* _Exercise details_
Are you able to quote each entry exactly as written?

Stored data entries
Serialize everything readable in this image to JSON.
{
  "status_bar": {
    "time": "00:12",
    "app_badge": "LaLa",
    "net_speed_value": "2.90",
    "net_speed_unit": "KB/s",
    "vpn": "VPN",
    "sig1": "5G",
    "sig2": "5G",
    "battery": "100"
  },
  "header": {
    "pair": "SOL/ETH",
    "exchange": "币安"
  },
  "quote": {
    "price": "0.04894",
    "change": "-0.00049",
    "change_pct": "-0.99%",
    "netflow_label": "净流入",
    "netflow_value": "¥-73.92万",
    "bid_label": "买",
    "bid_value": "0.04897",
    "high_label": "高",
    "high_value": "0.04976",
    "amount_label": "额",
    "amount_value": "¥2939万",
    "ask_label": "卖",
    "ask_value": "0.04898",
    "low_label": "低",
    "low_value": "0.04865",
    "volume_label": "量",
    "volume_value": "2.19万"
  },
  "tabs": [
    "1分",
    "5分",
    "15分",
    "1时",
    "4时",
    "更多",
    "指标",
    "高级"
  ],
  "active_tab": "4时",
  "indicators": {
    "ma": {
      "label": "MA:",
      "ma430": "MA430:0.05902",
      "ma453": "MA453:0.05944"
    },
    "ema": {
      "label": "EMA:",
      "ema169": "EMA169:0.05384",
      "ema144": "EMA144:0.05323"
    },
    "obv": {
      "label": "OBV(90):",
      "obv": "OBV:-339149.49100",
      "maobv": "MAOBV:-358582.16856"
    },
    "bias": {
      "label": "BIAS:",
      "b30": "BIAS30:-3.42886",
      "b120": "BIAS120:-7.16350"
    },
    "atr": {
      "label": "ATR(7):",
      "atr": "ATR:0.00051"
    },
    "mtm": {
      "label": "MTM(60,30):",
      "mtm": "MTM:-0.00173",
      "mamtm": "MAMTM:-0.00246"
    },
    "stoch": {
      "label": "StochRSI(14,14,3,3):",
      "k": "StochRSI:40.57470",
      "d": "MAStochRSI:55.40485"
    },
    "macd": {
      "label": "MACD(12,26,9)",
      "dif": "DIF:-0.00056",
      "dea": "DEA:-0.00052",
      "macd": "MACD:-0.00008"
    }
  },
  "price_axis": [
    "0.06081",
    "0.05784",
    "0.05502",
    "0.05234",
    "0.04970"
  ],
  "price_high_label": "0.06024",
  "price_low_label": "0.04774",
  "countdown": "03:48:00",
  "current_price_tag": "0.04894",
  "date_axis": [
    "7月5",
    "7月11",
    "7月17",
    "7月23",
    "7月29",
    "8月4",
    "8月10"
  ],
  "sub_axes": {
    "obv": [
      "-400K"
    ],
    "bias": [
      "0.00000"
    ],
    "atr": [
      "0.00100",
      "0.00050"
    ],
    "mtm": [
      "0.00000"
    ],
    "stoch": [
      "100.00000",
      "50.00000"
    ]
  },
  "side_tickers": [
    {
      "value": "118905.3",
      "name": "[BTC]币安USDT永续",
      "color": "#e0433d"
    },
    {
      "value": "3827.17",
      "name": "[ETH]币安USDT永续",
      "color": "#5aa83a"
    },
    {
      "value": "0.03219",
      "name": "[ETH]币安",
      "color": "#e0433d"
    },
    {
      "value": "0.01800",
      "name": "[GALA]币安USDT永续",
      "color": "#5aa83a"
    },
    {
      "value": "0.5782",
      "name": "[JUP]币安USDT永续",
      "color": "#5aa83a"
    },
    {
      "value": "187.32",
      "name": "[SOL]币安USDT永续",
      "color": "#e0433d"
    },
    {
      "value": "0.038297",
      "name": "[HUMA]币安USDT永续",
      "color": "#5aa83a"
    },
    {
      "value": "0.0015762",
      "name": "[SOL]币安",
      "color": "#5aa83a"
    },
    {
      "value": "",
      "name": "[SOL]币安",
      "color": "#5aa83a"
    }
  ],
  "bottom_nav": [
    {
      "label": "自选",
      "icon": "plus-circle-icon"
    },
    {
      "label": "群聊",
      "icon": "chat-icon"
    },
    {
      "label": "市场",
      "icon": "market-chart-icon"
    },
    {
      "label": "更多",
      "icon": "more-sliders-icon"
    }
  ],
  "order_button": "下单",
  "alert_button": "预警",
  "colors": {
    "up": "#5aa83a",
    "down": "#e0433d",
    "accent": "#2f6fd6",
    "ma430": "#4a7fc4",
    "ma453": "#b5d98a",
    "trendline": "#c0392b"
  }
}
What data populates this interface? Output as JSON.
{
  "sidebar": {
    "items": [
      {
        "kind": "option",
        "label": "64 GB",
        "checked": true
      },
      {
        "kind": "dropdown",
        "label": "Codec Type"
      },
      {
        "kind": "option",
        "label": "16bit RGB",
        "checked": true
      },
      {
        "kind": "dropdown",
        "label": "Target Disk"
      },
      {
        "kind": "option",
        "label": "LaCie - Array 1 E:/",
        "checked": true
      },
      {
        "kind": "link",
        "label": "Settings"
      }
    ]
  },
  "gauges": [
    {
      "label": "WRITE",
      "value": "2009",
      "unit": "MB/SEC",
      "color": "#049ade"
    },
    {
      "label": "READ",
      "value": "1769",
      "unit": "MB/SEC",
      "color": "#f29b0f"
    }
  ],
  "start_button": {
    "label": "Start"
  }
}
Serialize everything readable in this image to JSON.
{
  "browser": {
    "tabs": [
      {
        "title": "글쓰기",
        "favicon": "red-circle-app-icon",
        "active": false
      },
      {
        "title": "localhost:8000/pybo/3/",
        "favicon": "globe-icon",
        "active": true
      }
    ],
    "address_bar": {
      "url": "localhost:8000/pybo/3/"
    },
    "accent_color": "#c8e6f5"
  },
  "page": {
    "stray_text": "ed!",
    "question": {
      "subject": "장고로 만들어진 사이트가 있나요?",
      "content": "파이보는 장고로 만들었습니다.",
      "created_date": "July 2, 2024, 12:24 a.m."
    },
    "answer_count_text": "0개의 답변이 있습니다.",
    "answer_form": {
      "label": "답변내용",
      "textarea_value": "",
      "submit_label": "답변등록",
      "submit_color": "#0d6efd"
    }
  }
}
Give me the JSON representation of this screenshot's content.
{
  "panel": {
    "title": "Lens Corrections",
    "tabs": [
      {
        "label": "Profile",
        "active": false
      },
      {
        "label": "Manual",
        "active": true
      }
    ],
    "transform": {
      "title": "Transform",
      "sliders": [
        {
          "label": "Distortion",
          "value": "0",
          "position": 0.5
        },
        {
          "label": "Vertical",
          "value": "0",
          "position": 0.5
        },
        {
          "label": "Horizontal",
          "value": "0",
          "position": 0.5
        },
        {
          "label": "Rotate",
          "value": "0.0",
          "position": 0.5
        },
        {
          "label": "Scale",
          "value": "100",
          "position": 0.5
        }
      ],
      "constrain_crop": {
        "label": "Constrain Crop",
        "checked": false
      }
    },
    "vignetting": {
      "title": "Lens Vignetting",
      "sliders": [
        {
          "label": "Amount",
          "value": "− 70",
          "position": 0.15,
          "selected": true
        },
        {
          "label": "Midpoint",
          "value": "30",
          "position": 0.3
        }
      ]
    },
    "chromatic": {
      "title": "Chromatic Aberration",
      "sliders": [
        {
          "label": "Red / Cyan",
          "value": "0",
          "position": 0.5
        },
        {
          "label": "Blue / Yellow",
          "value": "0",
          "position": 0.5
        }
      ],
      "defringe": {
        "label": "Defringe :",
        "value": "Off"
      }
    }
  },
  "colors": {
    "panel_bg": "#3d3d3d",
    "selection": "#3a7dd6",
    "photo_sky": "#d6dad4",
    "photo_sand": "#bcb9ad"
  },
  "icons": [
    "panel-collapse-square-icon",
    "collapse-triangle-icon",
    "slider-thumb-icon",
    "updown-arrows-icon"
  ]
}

* _Exercise response_
Serialize everything readable in this image to JSON.
{
  "status_bar": {
    "time": "00:12",
    "app_badge": "LaLa",
    "net_speed_value": "2.90",
    "net_speed_unit": "KB/s",
    "vpn": "VPN",
    "sig1": "5G",
    "sig2": "5G",
    "battery": "100"
  },
  "header": {
    "pair": "SOL/ETH",
    "exchange": "币安"
  },
  "quote": {
    "price": "0.04894",
    "change": "-0.00049",
    "change_pct": "-0.99%",
    "netflow_label": "净流入",
    "netflow_value": "¥-73.92万",
    "bid_label": "买",
    "bid_value": "0.04897",
    "high_label": "高",
    "high_value": "0.04976",
    "amount_label": "额",
    "amount_value": "¥2939万",
    "ask_label": "卖",
    "ask_value": "0.04898",
    "low_label": "低",
    "low_value": "0.04865",
    "volume_label": "量",
    "volume_value": "2.19万"
  },
  "tabs": [
    "1分",
    "5分",
    "15分",
    "1时",
    "4时",
    "更多",
    "指标",
    "高级"
  ],
  "active_tab": "4时",
  "indicators": {
    "ma": {
      "label": "MA:",
      "ma430": "MA430:0.05902",
      "ma453": "MA453:0.05944"
    },
    "ema": {
      "label": "EMA:",
      "ema169": "EMA169:0.05384",
      "ema144": "EMA144:0.05323"
    },
    "obv": {
      "label": "OBV(90):",
      "obv": "OBV:-339149.49100",
      "maobv": "MAOBV:-358582.16856"
    },
    "bias": {
      "label": "BIAS:",
      "b30": "BIAS30:-3.42886",
      "b120": "BIAS120:-7.16350"
    },
    "atr": {
      "label": "ATR(7):",
      "atr": "ATR:0.00051"
    },
    "mtm": {
      "label": "MTM(60,30):",
      "mtm": "MTM:-0.00173",
      "mamtm": "MAMTM:-0.00246"
    },
    "stoch": {
      "label": "StochRSI(14,14,3,3):",
      "k": "StochRSI:40.57470",
      "d": "MAStochRSI:55.40485"
    },
    "macd": {
      "label": "MACD(12,26,9)",
      "dif": "DIF:-0.00056",
      "dea": "DEA:-0.00052",
      "macd": "MACD:-0.00008"
    }
  },
  "price_axis": [
    "0.06081",
    "0.05784",
    "0.05502",
    "0.05234",
    "0.04970"
  ],
  "price_high_label": "0.06024",
  "price_low_label": "0.04774",
  "countdown": "03:48:00",
  "current_price_tag": "0.04894",
  "date_axis": [
    "7月5",
    "7月11",
    "7月17",
    "7月23",
    "7月29",
    "8月4",
    "8月10"
  ],
  "sub_axes": {
    "obv": [
      "-400K"
    ],
    "bias": [
      "0.00000"
    ],
    "atr": [
      "0.00100",
      "0.00050"
    ],
    "mtm": [
      "0.00000"
    ],
    "stoch": [
      "100.00000",
      "50.00000"
    ]
  },
  "side_tickers": [
    {
      "value": "118905.3",
      "name": "[BTC]币安USDT永续",
      "color": "#e0433d"
    },
    {
      "value": "3827.17",
      "name": "[ETH]币安USDT永续",
      "color": "#5aa83a"
    },
    {
      "value": "0.03219",
      "name": "[ETH]币安",
      "color": "#e0433d"
    },
    {
      "value": "0.01800",
      "name": "[GALA]币安USDT永续",
      "color": "#5aa83a"
    },
    {
      "value": "0.5782",
      "name": "[JUP]币安USDT永续",
      "color": "#5aa83a"
    },
    {
      "value": "187.32",
      "name": "[SOL]币安USDT永续",
      "color": "#e0433d"
    },
    {
      "value": "0.038297",
      "name": "[HUMA]币安USDT永续",
      "color": "#5aa83a"
    },
    {
      "value": "0.0015762",
      "name": "[SOL]币安",
      "color": "#5aa83a"
    },
    {
      "value": "",
      "name": "[SOL]币安",
      "color": "#5aa83a"
    }
  ],
  "bottom_nav": [
    {
      "label": "自选",
      "icon": "plus-circle-icon"
    },
    {
      "label": "群聊",
      "icon": "chat-icon"
    },
    {
      "label": "市场",
      "icon": "market-chart-icon"
    },
    {
      "label": "更多",
      "icon": "more-sliders-icon"
    }
  ],
  "order_button": "下单",
  "alert_button": "预警",
  "colors": {
    "up": "#5aa83a",
    "down": "#e0433d",
    "accent": "#2f6fd6",
    "ma430": "#4a7fc4",
    "ma453": "#b5d98a",
    "trendline": "#c0392b"
  }
}
What data populates this interface? Output as JSON.
{
  "sidebar": {
    "items": [
      {
        "kind": "option",
        "label": "64 GB",
        "checked": true
      },
      {
        "kind": "dropdown",
        "label": "Codec Type"
      },
      {
        "kind": "option",
        "label": "16bit RGB",
        "checked": true
      },
      {
        "kind": "dropdown",
        "label": "Target Disk"
      },
      {
        "kind": "option",
        "label": "LaCie - Array 1 E:/",
        "checked": true
      },
      {
        "kind": "link",
        "label": "Settings"
      }
    ]
  },
  "gauges": [
    {
      "label": "WRITE",
      "value": "2009",
      "unit": "MB/SEC",
      "color": "#049ade"
    },
    {
      "label": "READ",
      "value": "1769",
      "unit": "MB/SEC",
      "color": "#f29b0f"
    }
  ],
  "start_button": {
    "label": "Start"
  }
}
Serialize everything readable in this image to JSON.
{
  "browser": {
    "tabs": [
      {
        "title": "글쓰기",
        "favicon": "red-circle-app-icon",
        "active": false
      },
      {
        "title": "localhost:8000/pybo/3/",
        "favicon": "globe-icon",
        "active": true
      }
    ],
    "address_bar": {
      "url": "localhost:8000/pybo/3/"
    },
    "accent_color": "#c8e6f5"
  },
  "page": {
    "stray_text": "ed!",
    "question": {
      "subject": "장고로 만들어진 사이트가 있나요?",
      "content": "파이보는 장고로 만들었습니다.",
      "created_date": "July 2, 2024, 12:24 a.m."
    },
    "answer_count_text": "0개의 답변이 있습니다.",
    "answer_form": {
      "label": "답변내용",
      "textarea_value": "",
      "submit_label": "답변등록",
      "submit_color": "#0d6efd"
    }
  }
}
Give me the JSON representation of this screenshot's content.
{
  "panel": {
    "title": "Lens Corrections",
    "tabs": [
      {
        "label": "Profile",
        "active": false
      },
      {
        "label": "Manual",
        "active": true
      }
    ],
    "transform": {
      "title": "Transform",
      "sliders": [
        {
          "label": "Distortion",
          "value": "0",
          "position": 0.5
        },
        {
          "label": "Vertical",
          "value": "0",
          "position": 0.5
        },
        {
          "label": "Horizontal",
          "value": "0",
          "position": 0.5
        },
        {
          "label": "Rotate",
          "value": "0.0",
          "position": 0.5
        },
        {
          "label": "Scale",
          "value": "100",
          "position": 0.5
        }
      ],
      "constrain_crop": {
        "label": "Constrain Crop",
        "checked": false
      }
    },
    "vignetting": {
      "title": "Lens Vignetting",
      "sliders": [
        {
          "label": "Amount",
          "value": "− 70",
          "position": 0.15,
          "selected": true
        },
        {
          "label": "Midpoint",
          "value": "30",
          "position": 0.3
        }
      ]
    },
    "chromatic": {
      "title": "Chromatic Aberration",
      "sliders": [
        {
          "label": "Red / Cyan",
          "value": "0",
          "position": 0.5
        },
        {
          "label": "Blue / Yellow",
          "value": "0",
          "position": 0.5
        }
      ],
      "defringe": {
        "label": "Defringe :",
        "value": "Off"
      }
    }
  },
  "colors": {
    "panel_bg": "#3d3d3d",
    "selection": "#3a7dd6",
    "photo_sky": "#d6dad4",
    "photo_sand": "#bcb9ad"
  },
  "icons": [
    "panel-collapse-square-icon",
    "collapse-triangle-icon",
    "slider-thumb-icon",
    "updown-arrows-icon"
  ]
}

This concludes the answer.